** BEGIN RECORDS TO PROCESS **

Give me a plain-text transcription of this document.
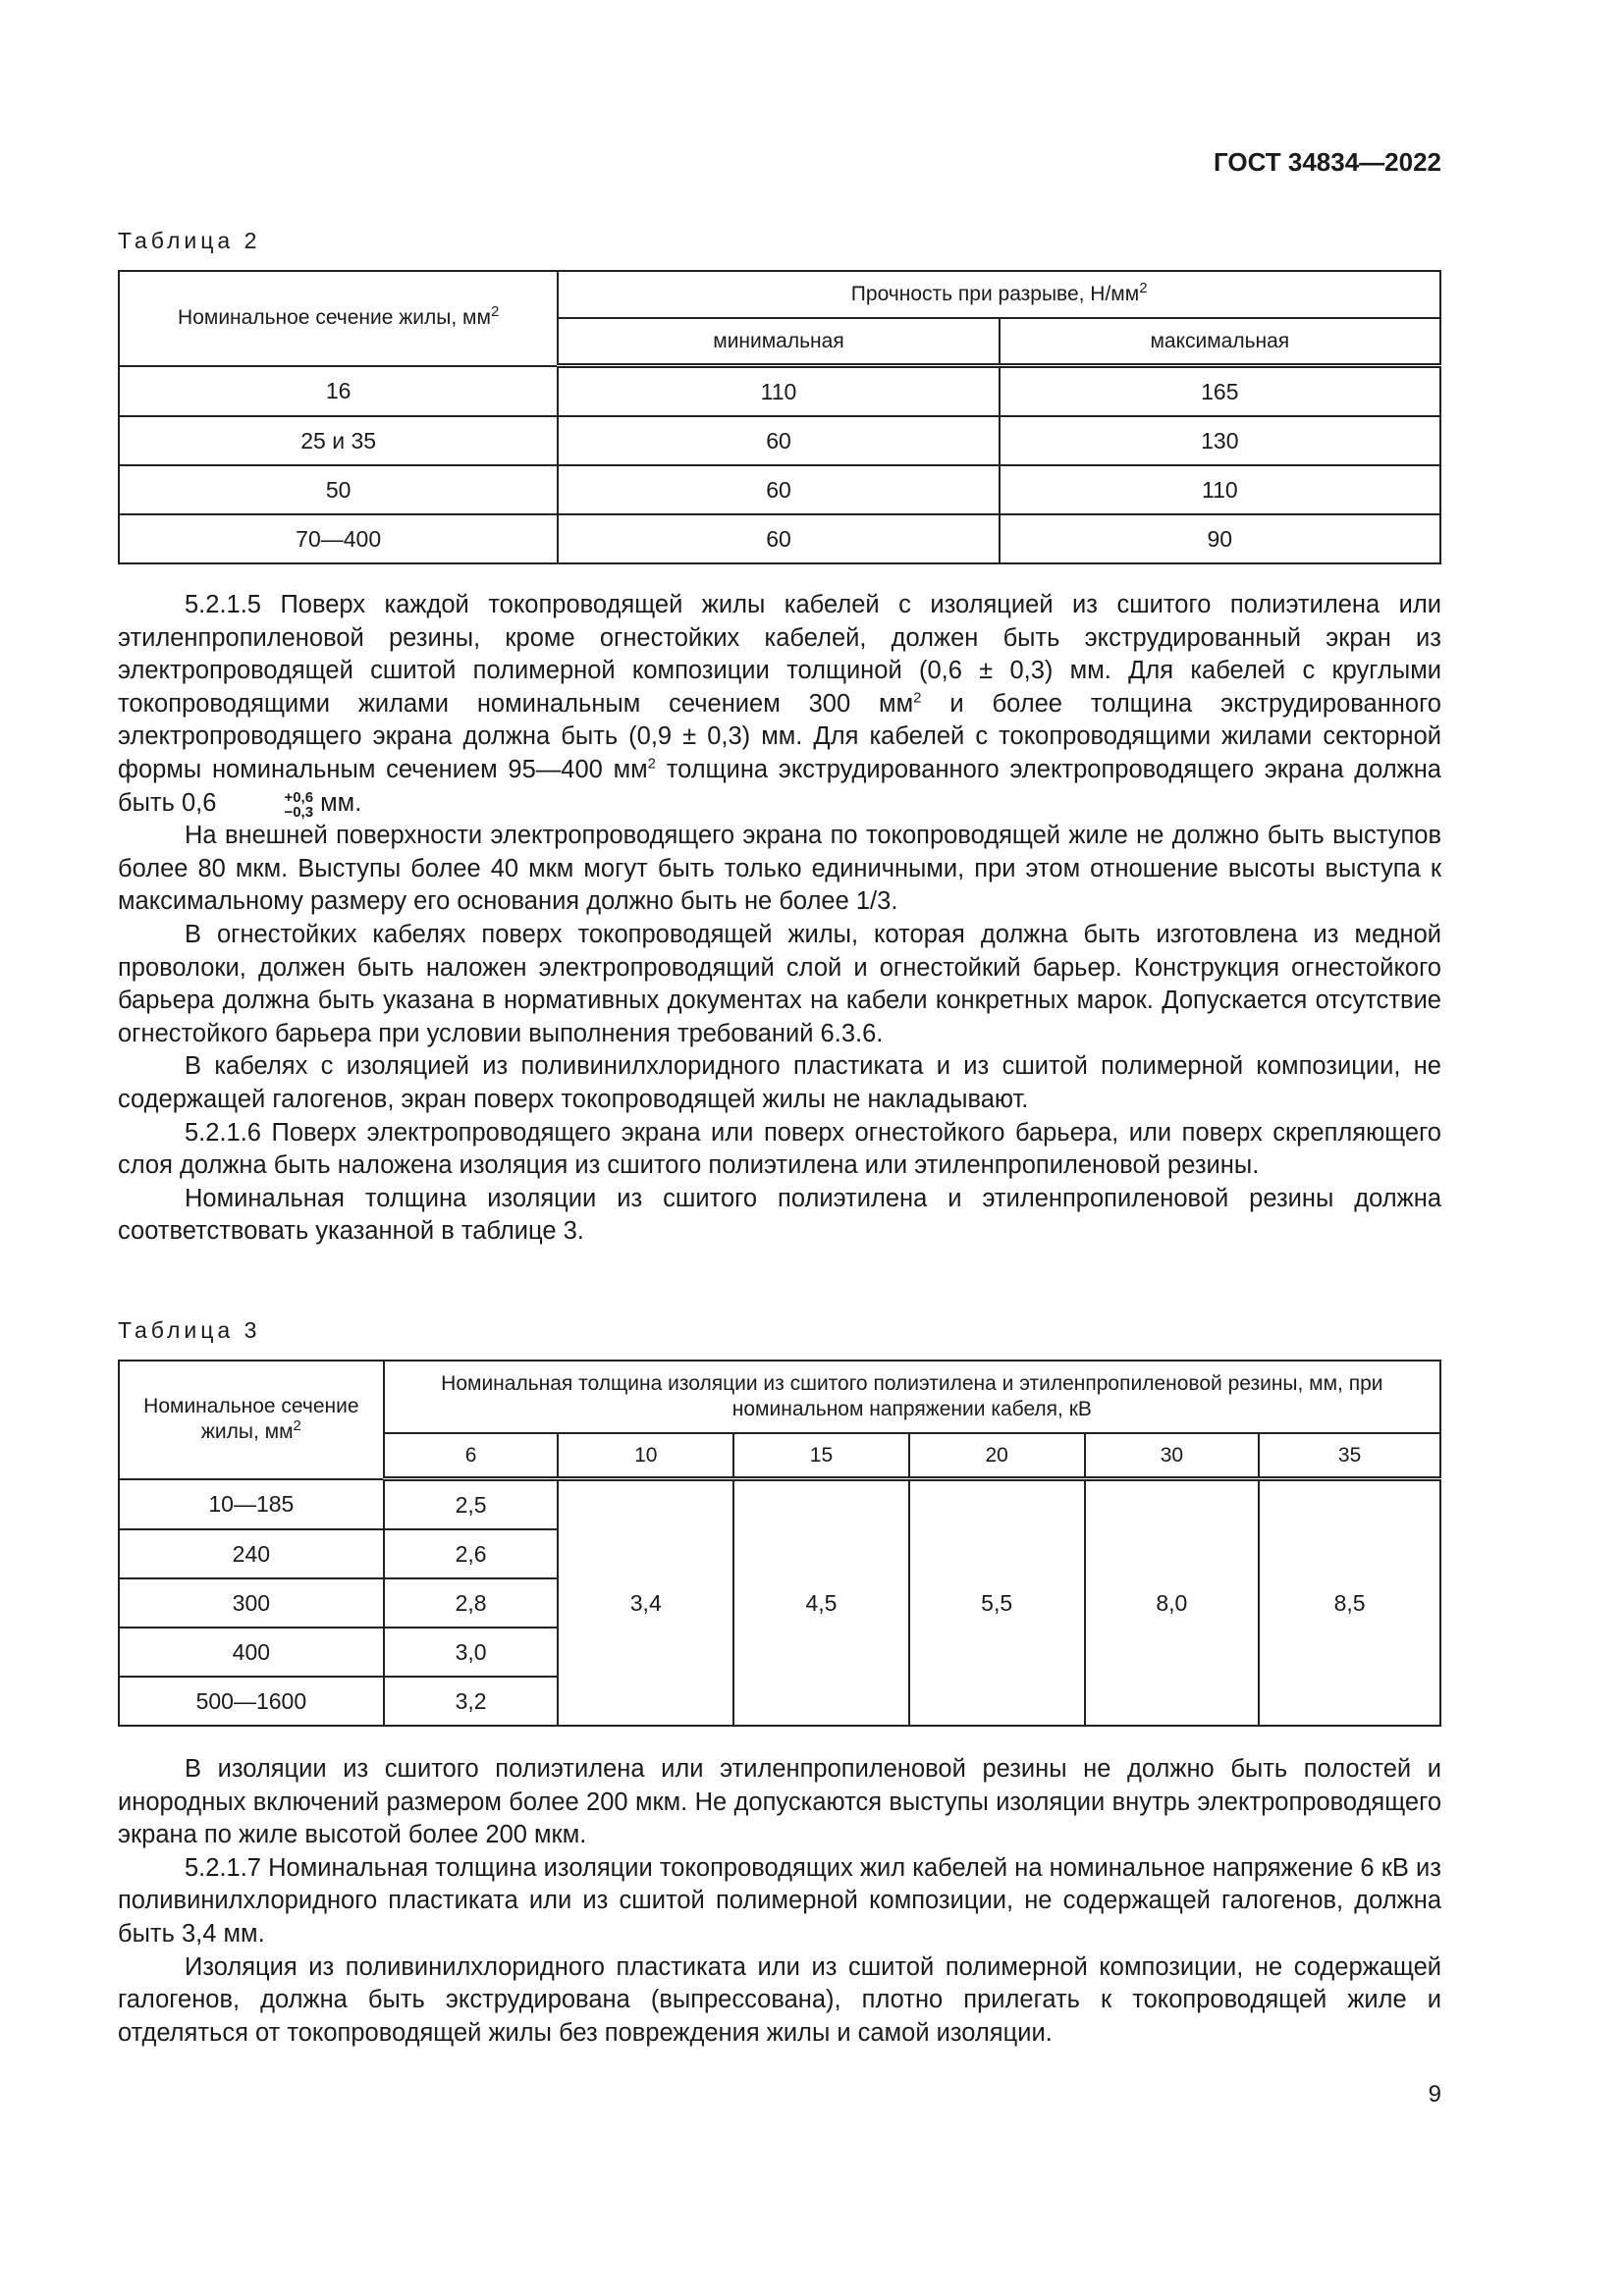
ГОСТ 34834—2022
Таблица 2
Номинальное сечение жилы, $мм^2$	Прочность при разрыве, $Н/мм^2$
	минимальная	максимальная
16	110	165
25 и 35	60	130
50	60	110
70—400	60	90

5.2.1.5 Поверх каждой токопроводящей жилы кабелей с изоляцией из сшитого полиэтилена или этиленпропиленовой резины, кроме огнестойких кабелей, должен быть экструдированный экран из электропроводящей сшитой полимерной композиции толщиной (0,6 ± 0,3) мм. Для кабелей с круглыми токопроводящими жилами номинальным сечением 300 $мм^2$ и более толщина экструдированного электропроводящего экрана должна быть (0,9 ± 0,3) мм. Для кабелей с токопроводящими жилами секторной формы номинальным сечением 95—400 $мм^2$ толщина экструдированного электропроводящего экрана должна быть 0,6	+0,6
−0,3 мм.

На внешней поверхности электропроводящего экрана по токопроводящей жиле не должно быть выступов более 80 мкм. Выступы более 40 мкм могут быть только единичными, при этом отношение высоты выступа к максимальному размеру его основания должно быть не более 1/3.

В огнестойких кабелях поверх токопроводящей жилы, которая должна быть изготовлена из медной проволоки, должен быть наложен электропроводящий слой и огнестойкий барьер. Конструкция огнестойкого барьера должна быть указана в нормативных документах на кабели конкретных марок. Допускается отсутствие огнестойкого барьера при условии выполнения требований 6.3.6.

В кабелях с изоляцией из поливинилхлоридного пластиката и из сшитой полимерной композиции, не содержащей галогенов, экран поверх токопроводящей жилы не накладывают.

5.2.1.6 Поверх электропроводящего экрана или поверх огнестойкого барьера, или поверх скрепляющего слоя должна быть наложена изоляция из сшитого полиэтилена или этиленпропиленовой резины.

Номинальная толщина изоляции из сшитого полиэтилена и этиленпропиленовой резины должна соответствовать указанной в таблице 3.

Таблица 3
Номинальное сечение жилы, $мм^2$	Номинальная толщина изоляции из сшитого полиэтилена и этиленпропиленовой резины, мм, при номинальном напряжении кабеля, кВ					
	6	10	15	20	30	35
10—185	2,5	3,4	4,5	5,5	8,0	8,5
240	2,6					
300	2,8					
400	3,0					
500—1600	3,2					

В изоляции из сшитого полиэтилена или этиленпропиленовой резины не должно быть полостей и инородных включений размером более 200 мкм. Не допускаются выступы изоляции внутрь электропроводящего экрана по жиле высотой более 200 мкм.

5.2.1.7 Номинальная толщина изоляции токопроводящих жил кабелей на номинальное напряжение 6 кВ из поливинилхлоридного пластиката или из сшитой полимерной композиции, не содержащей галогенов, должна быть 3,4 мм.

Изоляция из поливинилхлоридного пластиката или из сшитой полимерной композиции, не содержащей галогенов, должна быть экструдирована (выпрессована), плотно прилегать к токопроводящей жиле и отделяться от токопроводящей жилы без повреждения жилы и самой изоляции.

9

** END RECORDS TO PROCESS **
** BEGIN RECORDS TO PROCESS **

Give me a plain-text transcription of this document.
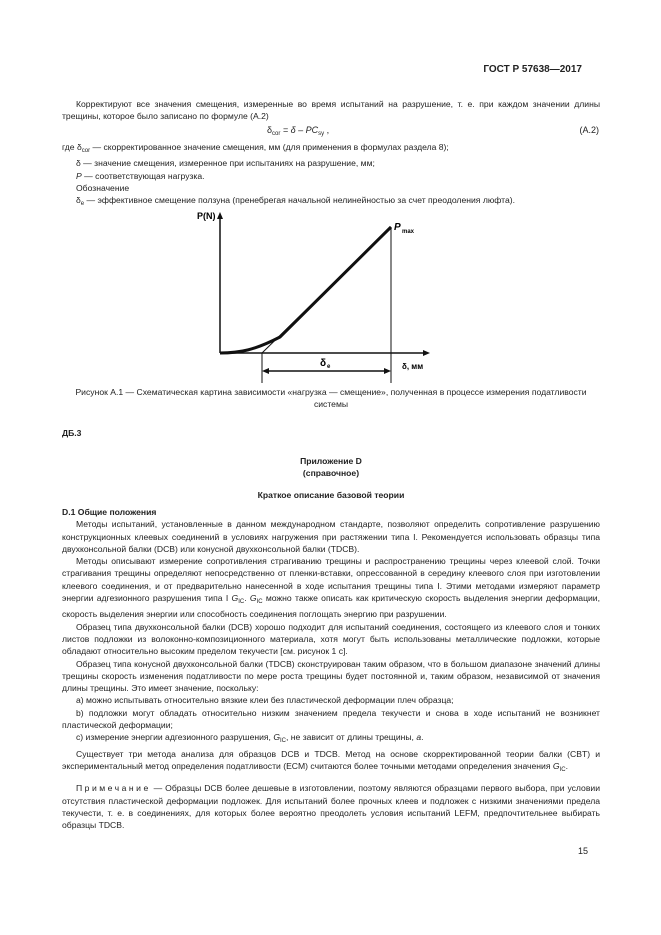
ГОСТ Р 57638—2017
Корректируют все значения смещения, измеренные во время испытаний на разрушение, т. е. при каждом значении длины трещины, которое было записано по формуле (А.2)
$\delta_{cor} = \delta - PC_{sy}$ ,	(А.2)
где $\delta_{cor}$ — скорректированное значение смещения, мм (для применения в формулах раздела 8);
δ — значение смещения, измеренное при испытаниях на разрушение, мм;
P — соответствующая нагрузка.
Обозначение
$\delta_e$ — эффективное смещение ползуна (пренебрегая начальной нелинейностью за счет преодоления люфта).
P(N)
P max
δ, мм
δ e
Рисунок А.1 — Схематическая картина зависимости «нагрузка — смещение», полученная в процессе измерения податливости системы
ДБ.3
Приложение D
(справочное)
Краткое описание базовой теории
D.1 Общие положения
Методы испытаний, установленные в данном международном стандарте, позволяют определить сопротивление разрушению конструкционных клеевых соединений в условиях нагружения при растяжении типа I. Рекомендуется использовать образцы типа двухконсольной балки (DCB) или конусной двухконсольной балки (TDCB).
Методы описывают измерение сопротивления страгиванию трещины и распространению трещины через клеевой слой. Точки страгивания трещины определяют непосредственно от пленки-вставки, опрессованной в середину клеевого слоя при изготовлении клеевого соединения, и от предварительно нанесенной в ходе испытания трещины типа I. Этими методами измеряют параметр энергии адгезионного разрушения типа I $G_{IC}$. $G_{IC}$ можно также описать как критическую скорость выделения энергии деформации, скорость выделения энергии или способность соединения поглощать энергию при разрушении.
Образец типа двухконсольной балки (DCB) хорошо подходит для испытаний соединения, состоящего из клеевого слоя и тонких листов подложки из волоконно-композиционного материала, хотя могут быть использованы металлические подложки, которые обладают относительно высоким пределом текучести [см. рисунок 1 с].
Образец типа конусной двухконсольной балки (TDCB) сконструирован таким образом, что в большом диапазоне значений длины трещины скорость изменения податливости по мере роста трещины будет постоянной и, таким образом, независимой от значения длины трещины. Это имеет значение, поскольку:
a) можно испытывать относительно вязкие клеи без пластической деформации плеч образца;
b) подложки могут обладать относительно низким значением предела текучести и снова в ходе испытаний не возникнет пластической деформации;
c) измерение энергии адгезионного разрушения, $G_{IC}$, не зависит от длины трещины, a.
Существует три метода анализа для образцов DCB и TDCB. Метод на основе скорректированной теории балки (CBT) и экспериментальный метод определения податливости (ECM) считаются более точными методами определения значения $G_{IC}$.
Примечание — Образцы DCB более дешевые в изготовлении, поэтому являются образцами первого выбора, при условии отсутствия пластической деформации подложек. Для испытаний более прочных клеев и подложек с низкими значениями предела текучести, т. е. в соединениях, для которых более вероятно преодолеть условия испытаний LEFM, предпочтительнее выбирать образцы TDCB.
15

** END RECORDS TO PROCESS **

EXERCISE BRIEF: Go through the material and select each line with the string "смещения" in it.

OUTPUT BELOW:
Корректируют все значения смещения, измеренные во время испытаний на разрушение, т. е. при каждом значении длины трещины, которое было записано по формуле (А.2)
где $\delta_{cor}$ — скорректированное значение смещения, мм (для применения в формулах раздела 8);
δ — значение смещения, измеренное при испытаниях на разрушение, мм;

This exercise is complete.